>> Begin Records supplied

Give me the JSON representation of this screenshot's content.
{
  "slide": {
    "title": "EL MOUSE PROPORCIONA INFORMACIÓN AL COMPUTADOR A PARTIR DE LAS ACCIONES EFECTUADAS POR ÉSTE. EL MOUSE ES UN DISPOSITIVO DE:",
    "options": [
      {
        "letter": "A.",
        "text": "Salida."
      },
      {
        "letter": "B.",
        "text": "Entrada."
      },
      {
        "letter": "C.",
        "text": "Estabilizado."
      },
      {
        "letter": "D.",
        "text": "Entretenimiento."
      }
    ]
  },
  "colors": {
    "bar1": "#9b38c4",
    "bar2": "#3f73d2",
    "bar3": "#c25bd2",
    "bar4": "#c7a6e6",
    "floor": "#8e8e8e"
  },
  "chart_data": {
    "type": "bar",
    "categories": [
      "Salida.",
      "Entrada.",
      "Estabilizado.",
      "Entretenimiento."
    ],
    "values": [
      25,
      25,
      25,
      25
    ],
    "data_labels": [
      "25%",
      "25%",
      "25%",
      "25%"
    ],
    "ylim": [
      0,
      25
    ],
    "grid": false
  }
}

>> End Records supplied

### What the task requires
Show every line in the entries where the string "text" occurs.

### Final result
        "text": "Salida."
        "text": "Entrada."
        "text": "Estabilizado."
        "text": "Entretenimiento."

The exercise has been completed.